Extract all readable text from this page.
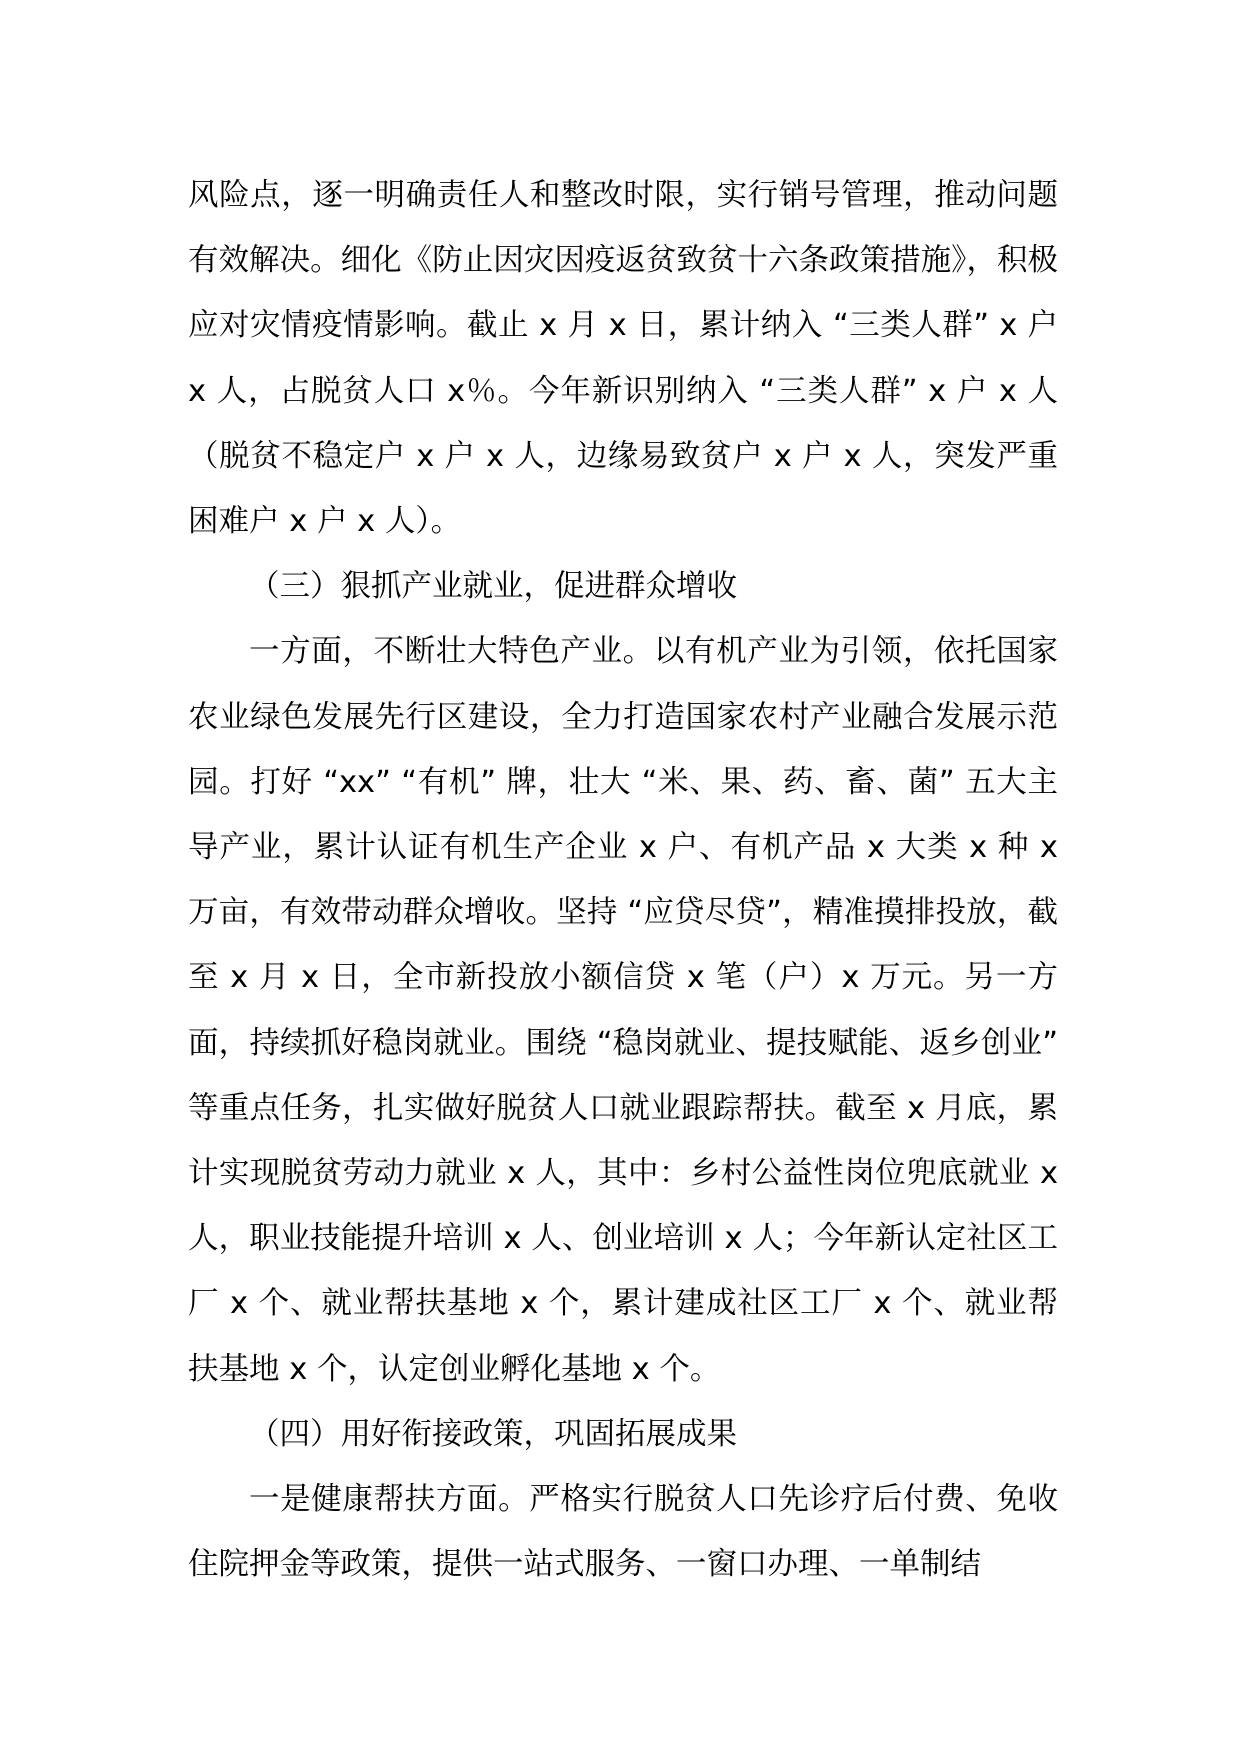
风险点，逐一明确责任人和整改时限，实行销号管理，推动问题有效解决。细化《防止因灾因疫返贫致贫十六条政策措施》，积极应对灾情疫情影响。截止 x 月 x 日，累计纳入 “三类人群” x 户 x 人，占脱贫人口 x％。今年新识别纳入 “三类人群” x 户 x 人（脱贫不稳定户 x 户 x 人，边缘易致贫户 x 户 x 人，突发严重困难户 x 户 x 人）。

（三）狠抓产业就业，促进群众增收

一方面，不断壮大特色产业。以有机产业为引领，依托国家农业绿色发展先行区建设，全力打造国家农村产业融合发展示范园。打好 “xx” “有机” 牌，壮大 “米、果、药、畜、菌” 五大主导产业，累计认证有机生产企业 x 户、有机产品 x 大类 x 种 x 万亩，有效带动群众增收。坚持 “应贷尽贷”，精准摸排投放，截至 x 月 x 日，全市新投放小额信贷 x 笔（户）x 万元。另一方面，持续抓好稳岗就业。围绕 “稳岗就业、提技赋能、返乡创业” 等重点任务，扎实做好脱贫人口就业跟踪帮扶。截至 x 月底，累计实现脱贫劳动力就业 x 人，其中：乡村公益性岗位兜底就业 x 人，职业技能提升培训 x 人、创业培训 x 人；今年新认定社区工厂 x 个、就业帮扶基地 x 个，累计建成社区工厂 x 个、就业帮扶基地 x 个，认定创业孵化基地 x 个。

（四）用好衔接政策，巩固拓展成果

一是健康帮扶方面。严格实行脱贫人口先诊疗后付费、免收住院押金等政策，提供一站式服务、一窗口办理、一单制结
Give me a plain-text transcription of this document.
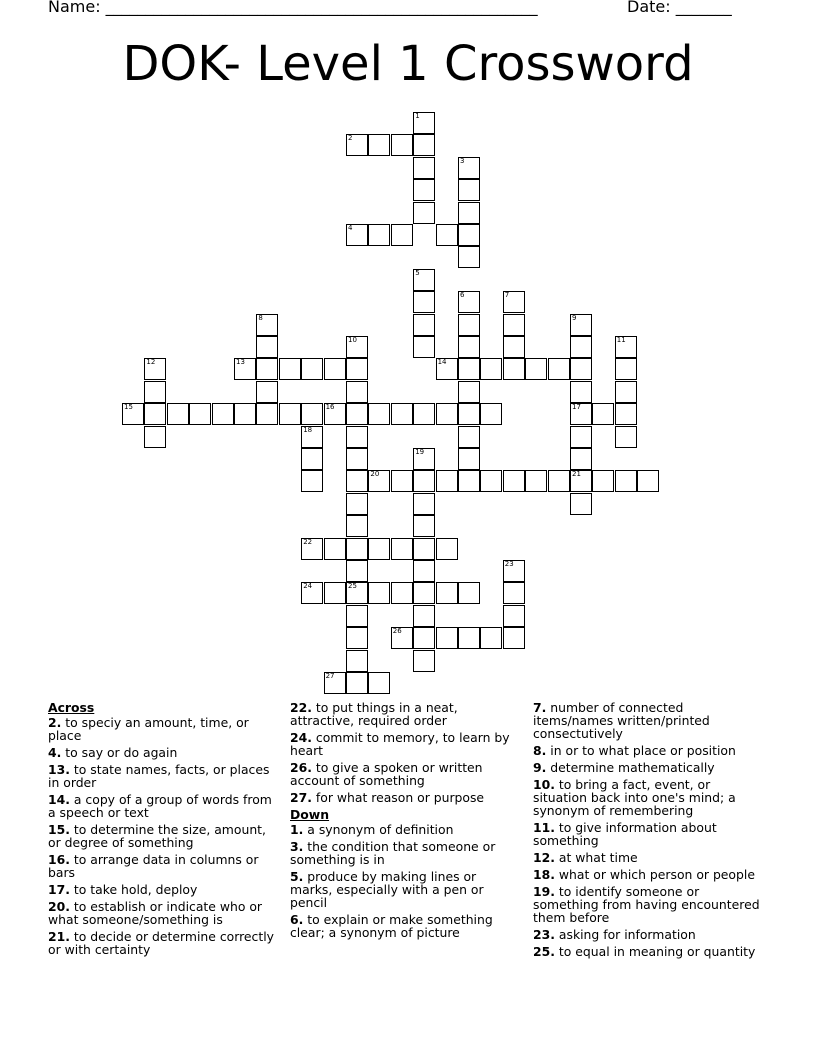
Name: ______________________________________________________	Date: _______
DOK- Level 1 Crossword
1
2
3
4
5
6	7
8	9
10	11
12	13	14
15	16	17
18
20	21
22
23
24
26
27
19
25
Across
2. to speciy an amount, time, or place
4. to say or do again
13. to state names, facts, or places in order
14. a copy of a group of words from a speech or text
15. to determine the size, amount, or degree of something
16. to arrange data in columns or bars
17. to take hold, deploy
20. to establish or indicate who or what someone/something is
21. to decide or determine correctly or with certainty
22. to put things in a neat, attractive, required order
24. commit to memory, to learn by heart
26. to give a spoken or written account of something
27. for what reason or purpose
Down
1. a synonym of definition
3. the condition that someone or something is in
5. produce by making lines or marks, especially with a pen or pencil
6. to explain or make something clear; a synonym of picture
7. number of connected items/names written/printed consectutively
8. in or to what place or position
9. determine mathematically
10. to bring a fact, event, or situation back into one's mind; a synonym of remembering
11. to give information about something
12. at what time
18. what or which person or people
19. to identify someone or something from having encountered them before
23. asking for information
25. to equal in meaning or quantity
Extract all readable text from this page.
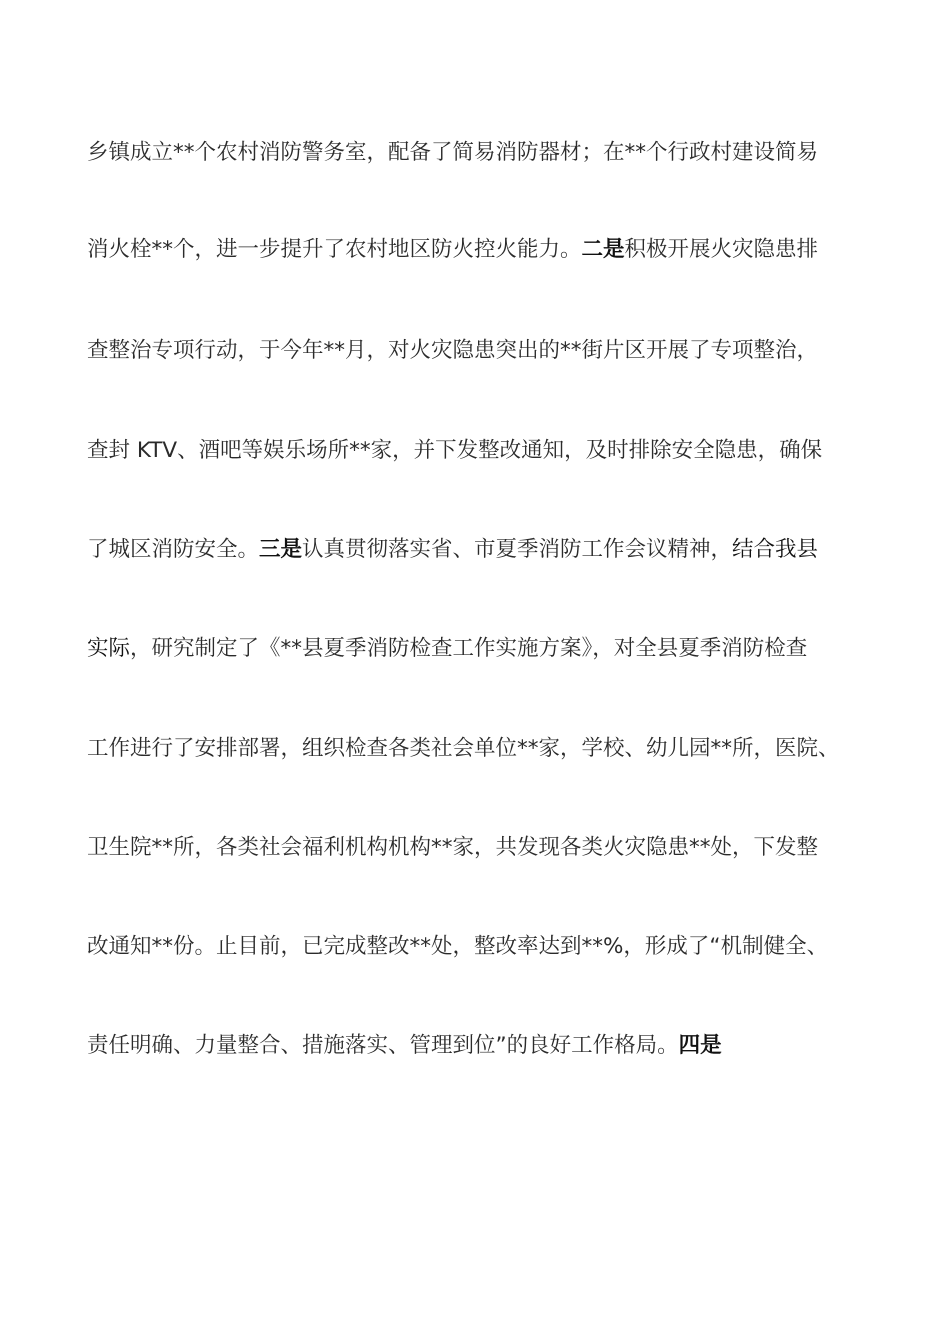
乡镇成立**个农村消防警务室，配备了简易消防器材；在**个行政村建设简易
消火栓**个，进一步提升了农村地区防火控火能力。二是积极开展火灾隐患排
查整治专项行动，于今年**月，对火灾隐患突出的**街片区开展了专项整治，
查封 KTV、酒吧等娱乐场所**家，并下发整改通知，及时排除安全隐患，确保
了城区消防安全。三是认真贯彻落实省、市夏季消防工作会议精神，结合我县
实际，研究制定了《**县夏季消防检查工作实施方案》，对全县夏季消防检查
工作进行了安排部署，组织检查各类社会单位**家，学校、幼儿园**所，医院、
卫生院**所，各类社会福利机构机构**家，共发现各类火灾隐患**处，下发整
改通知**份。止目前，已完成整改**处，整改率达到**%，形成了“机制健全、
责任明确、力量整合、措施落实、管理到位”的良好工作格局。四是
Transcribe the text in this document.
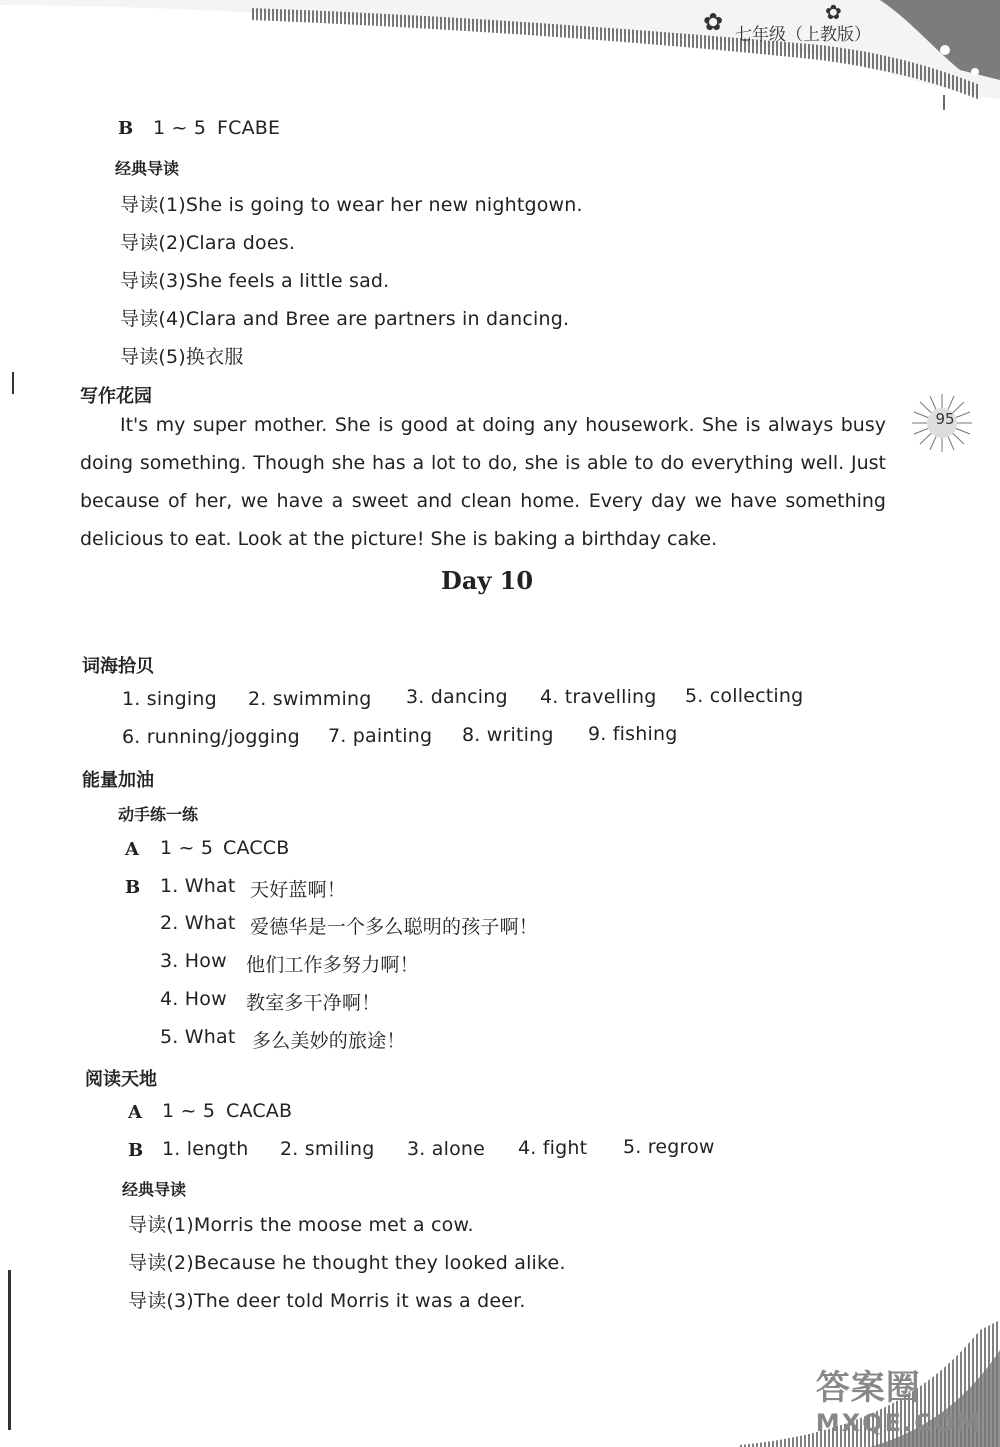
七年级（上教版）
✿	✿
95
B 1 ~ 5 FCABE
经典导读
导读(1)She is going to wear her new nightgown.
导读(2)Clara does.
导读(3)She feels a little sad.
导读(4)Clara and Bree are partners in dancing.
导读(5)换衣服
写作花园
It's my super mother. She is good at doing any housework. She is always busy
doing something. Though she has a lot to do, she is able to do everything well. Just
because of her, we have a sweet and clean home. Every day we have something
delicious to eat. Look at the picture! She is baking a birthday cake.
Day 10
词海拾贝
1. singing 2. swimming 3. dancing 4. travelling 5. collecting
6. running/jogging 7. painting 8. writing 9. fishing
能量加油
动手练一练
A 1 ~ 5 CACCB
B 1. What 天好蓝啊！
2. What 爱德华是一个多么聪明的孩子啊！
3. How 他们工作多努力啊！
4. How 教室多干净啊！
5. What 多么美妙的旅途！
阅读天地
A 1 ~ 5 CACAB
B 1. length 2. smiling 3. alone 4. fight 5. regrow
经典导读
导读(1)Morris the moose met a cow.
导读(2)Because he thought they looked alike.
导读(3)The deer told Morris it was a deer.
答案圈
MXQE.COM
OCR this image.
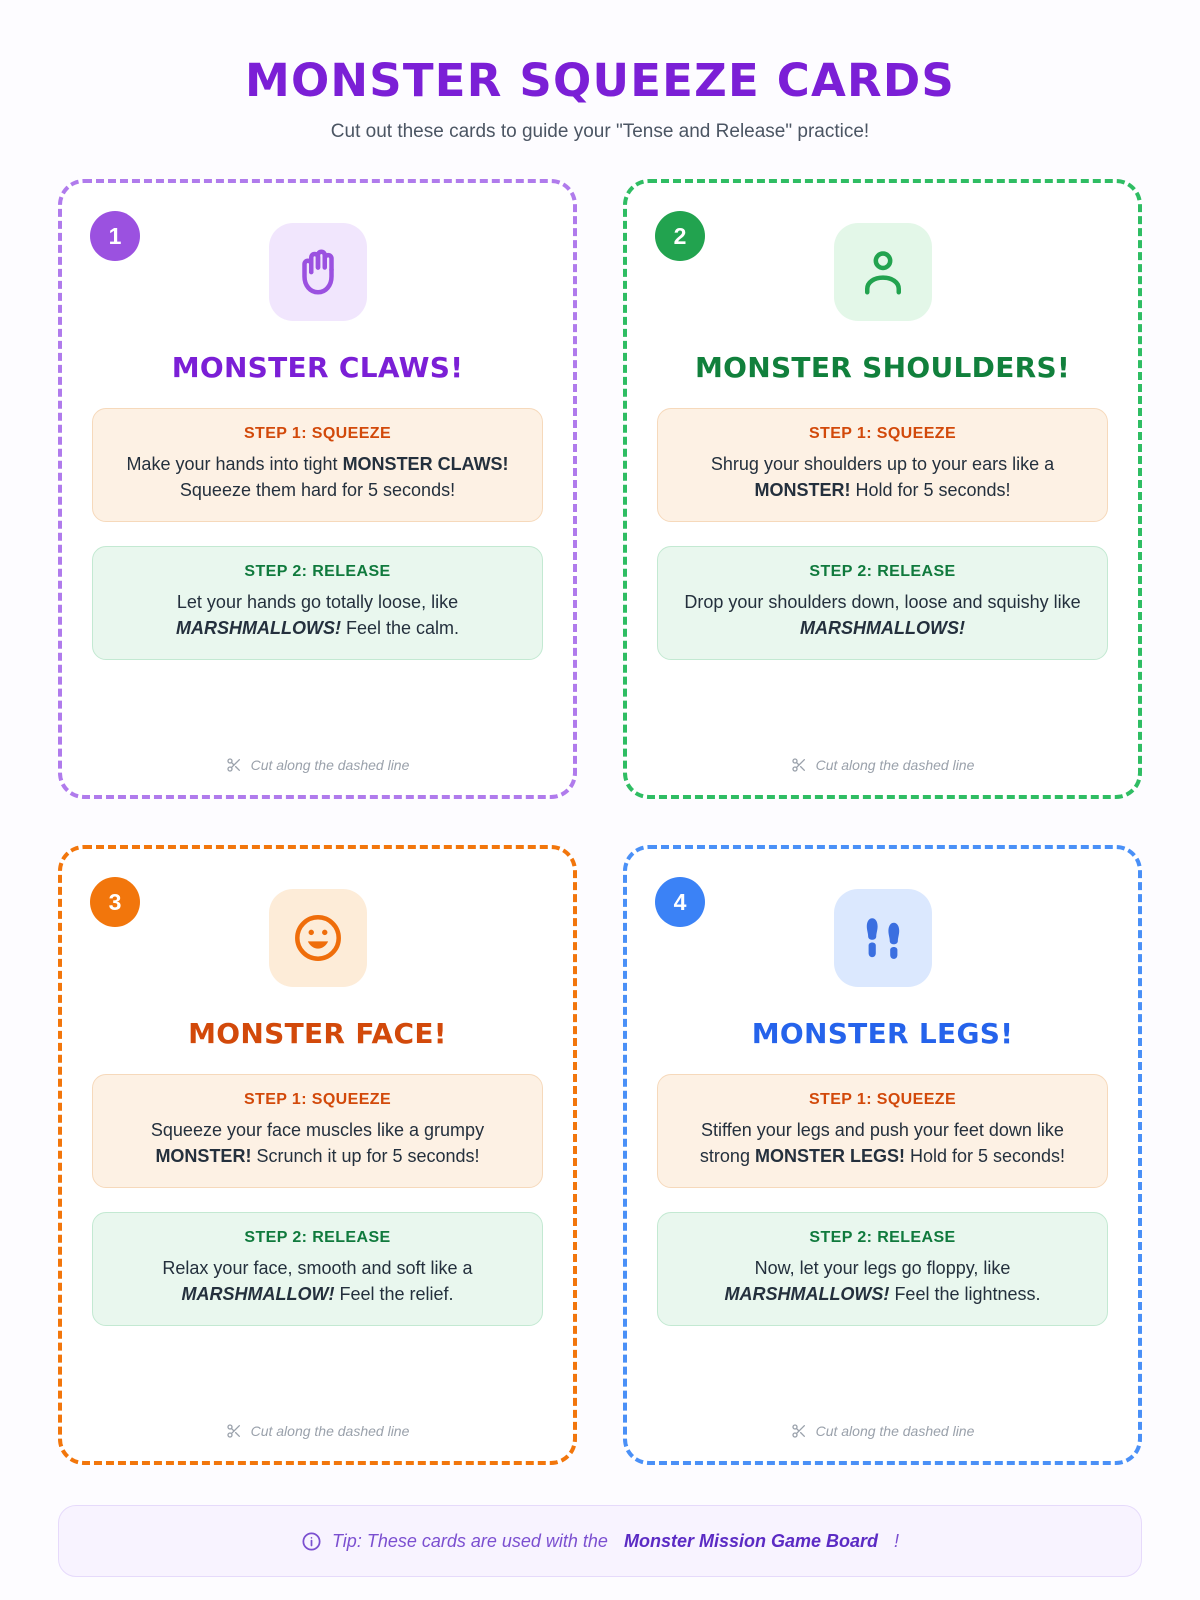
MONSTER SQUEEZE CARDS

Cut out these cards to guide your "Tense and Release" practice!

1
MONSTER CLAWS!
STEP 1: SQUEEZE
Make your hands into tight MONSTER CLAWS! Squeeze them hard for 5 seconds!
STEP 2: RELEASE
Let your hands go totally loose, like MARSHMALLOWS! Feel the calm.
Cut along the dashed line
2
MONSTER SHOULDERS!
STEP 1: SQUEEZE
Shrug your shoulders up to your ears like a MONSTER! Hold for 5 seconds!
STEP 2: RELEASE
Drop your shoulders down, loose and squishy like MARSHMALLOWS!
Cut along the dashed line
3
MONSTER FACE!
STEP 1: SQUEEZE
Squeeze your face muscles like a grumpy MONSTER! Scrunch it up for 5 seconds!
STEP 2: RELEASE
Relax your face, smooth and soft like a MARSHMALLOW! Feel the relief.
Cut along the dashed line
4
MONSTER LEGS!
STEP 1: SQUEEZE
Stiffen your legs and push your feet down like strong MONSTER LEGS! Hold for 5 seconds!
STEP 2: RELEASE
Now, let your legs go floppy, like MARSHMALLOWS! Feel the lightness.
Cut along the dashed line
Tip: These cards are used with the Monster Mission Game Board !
-*-
* _Work to complete_
From the listing above, copy every line that holds the string "time".

* _Output below_
2. to speciy an amount, time, or place
12. at what time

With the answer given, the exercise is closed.